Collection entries
>>>>>
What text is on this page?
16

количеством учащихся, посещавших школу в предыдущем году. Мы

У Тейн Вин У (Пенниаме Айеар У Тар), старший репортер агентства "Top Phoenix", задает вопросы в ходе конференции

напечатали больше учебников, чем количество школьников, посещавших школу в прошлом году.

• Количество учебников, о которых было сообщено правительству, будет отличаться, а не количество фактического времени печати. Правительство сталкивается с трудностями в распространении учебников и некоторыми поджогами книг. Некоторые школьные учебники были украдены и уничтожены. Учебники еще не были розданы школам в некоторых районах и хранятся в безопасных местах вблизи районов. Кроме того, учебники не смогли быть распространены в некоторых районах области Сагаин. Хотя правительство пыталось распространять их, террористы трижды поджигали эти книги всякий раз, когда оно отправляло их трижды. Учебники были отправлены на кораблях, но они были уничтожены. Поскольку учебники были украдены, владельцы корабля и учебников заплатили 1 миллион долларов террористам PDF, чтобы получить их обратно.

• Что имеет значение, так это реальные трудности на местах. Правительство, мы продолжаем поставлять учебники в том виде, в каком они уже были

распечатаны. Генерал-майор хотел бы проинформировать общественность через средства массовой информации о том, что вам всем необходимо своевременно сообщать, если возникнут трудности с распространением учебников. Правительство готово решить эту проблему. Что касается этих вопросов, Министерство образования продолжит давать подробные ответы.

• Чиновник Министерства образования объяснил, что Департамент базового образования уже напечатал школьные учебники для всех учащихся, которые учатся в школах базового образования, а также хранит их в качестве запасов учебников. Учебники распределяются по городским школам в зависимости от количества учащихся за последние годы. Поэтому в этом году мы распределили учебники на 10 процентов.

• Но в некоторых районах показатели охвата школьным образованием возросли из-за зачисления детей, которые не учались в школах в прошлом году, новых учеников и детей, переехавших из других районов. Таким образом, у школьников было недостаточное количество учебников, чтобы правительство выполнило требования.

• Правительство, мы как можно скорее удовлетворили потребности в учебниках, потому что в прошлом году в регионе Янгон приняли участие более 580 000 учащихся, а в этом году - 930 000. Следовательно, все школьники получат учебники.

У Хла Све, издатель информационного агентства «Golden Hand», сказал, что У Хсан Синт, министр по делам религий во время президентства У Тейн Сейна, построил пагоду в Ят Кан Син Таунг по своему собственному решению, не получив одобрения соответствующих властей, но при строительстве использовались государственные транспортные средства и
<<<<<
>>>>>
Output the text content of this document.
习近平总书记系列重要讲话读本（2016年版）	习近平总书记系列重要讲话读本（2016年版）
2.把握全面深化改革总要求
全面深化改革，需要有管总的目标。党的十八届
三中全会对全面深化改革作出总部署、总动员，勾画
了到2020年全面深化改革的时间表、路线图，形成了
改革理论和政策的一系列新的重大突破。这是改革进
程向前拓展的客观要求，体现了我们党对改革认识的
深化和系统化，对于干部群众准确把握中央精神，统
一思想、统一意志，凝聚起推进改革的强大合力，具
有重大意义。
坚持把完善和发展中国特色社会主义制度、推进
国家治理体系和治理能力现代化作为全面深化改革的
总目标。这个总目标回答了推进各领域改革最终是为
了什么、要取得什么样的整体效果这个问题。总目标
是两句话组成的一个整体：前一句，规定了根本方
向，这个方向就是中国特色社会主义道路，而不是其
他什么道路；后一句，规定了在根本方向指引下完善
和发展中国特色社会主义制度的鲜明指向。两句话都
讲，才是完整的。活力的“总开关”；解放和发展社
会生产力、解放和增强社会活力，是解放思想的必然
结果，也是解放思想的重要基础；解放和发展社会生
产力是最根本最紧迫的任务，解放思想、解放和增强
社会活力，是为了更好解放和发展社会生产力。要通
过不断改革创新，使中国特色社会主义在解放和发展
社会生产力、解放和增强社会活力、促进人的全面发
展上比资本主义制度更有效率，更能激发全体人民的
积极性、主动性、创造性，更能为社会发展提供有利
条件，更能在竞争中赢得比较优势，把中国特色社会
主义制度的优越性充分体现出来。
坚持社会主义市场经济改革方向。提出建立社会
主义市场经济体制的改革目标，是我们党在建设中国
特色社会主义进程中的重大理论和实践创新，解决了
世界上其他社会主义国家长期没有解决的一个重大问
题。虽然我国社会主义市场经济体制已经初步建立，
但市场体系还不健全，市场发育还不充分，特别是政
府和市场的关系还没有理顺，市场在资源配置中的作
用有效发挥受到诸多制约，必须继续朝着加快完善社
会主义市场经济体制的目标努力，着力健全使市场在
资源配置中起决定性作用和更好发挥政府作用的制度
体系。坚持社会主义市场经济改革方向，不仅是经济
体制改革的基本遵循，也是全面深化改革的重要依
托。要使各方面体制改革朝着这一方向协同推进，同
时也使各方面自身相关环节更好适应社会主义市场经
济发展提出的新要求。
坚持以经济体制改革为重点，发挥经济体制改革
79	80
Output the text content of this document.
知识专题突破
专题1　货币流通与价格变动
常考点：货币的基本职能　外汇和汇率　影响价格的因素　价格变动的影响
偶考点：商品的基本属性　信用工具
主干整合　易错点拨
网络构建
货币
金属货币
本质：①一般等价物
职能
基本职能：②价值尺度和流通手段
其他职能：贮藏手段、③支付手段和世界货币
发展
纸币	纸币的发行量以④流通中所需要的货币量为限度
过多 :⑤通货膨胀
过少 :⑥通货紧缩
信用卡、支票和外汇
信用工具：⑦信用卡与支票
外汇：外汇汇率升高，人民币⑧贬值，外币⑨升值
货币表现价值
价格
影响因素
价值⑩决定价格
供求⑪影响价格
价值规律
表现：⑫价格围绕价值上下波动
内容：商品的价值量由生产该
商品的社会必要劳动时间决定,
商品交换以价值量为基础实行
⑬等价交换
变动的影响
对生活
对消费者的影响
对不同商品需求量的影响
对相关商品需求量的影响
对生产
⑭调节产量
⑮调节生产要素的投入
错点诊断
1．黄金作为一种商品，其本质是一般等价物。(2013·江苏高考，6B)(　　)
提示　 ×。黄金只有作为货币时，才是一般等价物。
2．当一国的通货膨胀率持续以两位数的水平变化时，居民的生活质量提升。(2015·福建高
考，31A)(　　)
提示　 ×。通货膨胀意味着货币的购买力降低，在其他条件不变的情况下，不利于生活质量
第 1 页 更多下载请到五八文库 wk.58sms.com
<<<<<
● **Problem requirements**: From the data, pick out every line that includes "школах".

● **Exercise output**:
• Чиновник Министерства образования объяснил, что Департамент базового образования уже напечатал школьные учебники для всех учащихся, которые учатся в школах базового образования, а также хранит их в качестве запасов учебников. Учебники распределяются по городским школам в зависимости от количества учащихся за последние годы. Поэтому в этом году мы распределили учебники на 10 процентов.
• Но в некоторых районах показатели охвата школьным образованием возросли из-за зачисления детей, которые не учались в школах в прошлом году, новых учеников и детей, переехавших из других районов. Таким образом, у школьников было недостаточное количество учебников, чтобы правительство выполнило требования.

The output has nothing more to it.